■ **EXERCISE BRIEF**
Quote the records that follow in full and exactly; leave out the pictures.
— Begin —
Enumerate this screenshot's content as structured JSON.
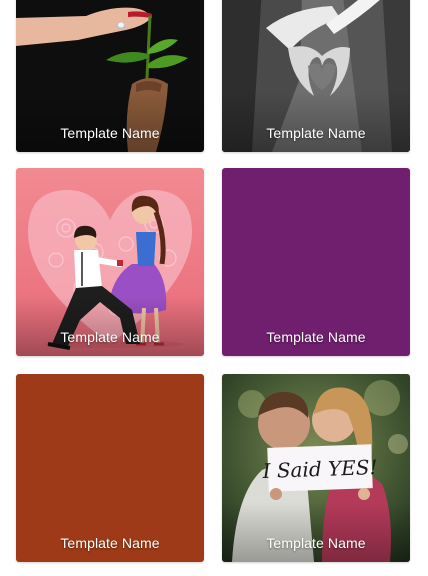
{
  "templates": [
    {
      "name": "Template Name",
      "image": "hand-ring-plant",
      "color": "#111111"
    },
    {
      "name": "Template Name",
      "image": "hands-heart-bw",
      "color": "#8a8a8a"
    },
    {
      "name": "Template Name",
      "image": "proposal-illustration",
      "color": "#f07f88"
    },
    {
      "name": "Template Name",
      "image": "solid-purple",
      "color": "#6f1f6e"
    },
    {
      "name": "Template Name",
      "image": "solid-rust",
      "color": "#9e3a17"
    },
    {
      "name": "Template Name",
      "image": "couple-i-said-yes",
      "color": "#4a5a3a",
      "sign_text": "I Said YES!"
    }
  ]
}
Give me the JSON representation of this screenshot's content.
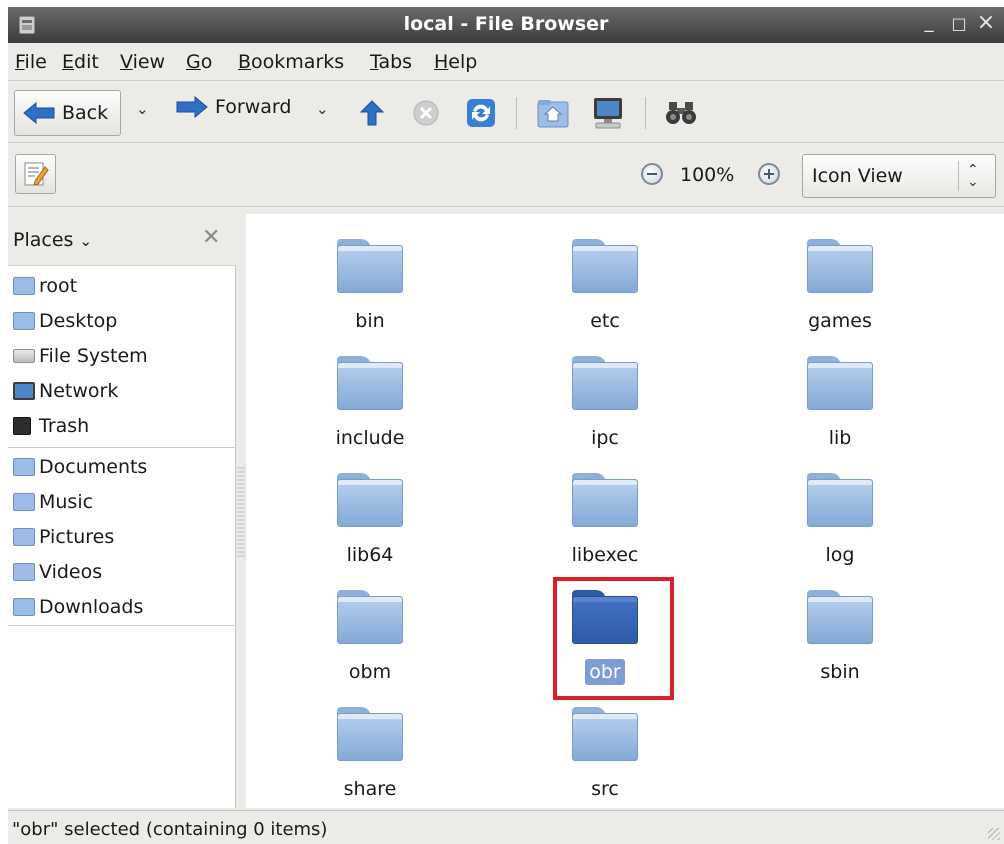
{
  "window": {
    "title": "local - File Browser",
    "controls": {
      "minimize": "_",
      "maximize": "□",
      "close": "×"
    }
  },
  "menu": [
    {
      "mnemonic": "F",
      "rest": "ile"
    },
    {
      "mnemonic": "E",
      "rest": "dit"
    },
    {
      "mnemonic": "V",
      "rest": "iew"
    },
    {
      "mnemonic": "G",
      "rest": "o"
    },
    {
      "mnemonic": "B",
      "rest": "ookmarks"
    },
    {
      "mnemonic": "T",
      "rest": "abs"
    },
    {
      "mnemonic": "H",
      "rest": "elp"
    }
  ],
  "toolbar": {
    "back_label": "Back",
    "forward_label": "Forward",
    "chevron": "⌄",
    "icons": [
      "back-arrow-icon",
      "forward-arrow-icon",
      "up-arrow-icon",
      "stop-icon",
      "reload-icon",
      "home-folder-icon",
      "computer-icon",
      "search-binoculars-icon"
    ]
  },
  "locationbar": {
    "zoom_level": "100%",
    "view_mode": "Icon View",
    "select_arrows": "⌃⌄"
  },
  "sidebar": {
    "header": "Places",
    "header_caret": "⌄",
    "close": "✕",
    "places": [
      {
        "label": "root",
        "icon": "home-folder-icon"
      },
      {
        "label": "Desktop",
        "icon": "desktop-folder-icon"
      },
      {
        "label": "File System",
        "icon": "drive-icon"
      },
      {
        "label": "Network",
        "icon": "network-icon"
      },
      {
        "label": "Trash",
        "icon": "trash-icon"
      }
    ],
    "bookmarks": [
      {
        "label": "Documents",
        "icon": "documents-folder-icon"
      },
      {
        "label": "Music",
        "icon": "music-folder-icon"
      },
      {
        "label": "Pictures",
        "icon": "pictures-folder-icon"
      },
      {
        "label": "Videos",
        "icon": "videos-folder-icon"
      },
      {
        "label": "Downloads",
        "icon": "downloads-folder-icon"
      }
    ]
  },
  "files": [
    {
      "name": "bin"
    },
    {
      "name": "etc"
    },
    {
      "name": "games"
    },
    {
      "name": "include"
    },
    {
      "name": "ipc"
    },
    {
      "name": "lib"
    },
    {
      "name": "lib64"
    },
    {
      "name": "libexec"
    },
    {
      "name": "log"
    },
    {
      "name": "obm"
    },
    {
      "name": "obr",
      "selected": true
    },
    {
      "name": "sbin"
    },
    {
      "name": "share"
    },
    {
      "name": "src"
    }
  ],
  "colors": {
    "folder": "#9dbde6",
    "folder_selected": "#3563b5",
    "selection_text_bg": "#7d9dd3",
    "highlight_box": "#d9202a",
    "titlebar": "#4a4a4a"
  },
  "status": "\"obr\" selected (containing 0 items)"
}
— End —
■ **SOLUTION**
Enumerate this screenshot's content as structured JSON.
{
  "templates": [
    {
      "name": "Template Name",
      "image": "hand-ring-plant",
      "color": "#111111"
    },
    {
      "name": "Template Name",
      "image": "hands-heart-bw",
      "color": "#8a8a8a"
    },
    {
      "name": "Template Name",
      "image": "proposal-illustration",
      "color": "#f07f88"
    },
    {
      "name": "Template Name",
      "image": "solid-purple",
      "color": "#6f1f6e"
    },
    {
      "name": "Template Name",
      "image": "solid-rust",
      "color": "#9e3a17"
    },
    {
      "name": "Template Name",
      "image": "couple-i-said-yes",
      "color": "#4a5a3a",
      "sign_text": "I Said YES!"
    }
  ]
}
Give me the JSON representation of this screenshot's content.
{
  "window": {
    "title": "local - File Browser",
    "controls": {
      "minimize": "_",
      "maximize": "□",
      "close": "×"
    }
  },
  "menu": [
    {
      "mnemonic": "F",
      "rest": "ile"
    },
    {
      "mnemonic": "E",
      "rest": "dit"
    },
    {
      "mnemonic": "V",
      "rest": "iew"
    },
    {
      "mnemonic": "G",
      "rest": "o"
    },
    {
      "mnemonic": "B",
      "rest": "ookmarks"
    },
    {
      "mnemonic": "T",
      "rest": "abs"
    },
    {
      "mnemonic": "H",
      "rest": "elp"
    }
  ],
  "toolbar": {
    "back_label": "Back",
    "forward_label": "Forward",
    "chevron": "⌄",
    "icons": [
      "back-arrow-icon",
      "forward-arrow-icon",
      "up-arrow-icon",
      "stop-icon",
      "reload-icon",
      "home-folder-icon",
      "computer-icon",
      "search-binoculars-icon"
    ]
  },
  "locationbar": {
    "zoom_level": "100%",
    "view_mode": "Icon View",
    "select_arrows": "⌃⌄"
  },
  "sidebar": {
    "header": "Places",
    "header_caret": "⌄",
    "close": "✕",
    "places": [
      {
        "label": "root",
        "icon": "home-folder-icon"
      },
      {
        "label": "Desktop",
        "icon": "desktop-folder-icon"
      },
      {
        "label": "File System",
        "icon": "drive-icon"
      },
      {
        "label": "Network",
        "icon": "network-icon"
      },
      {
        "label": "Trash",
        "icon": "trash-icon"
      }
    ],
    "bookmarks": [
      {
        "label": "Documents",
        "icon": "documents-folder-icon"
      },
      {
        "label": "Music",
        "icon": "music-folder-icon"
      },
      {
        "label": "Pictures",
        "icon": "pictures-folder-icon"
      },
      {
        "label": "Videos",
        "icon": "videos-folder-icon"
      },
      {
        "label": "Downloads",
        "icon": "downloads-folder-icon"
      }
    ]
  },
  "files": [
    {
      "name": "bin"
    },
    {
      "name": "etc"
    },
    {
      "name": "games"
    },
    {
      "name": "include"
    },
    {
      "name": "ipc"
    },
    {
      "name": "lib"
    },
    {
      "name": "lib64"
    },
    {
      "name": "libexec"
    },
    {
      "name": "log"
    },
    {
      "name": "obm"
    },
    {
      "name": "obr",
      "selected": true
    },
    {
      "name": "sbin"
    },
    {
      "name": "share"
    },
    {
      "name": "src"
    }
  ],
  "colors": {
    "folder": "#9dbde6",
    "folder_selected": "#3563b5",
    "selection_text_bg": "#7d9dd3",
    "highlight_box": "#d9202a",
    "titlebar": "#4a4a4a"
  },
  "status": "\"obr\" selected (containing 0 items)"
}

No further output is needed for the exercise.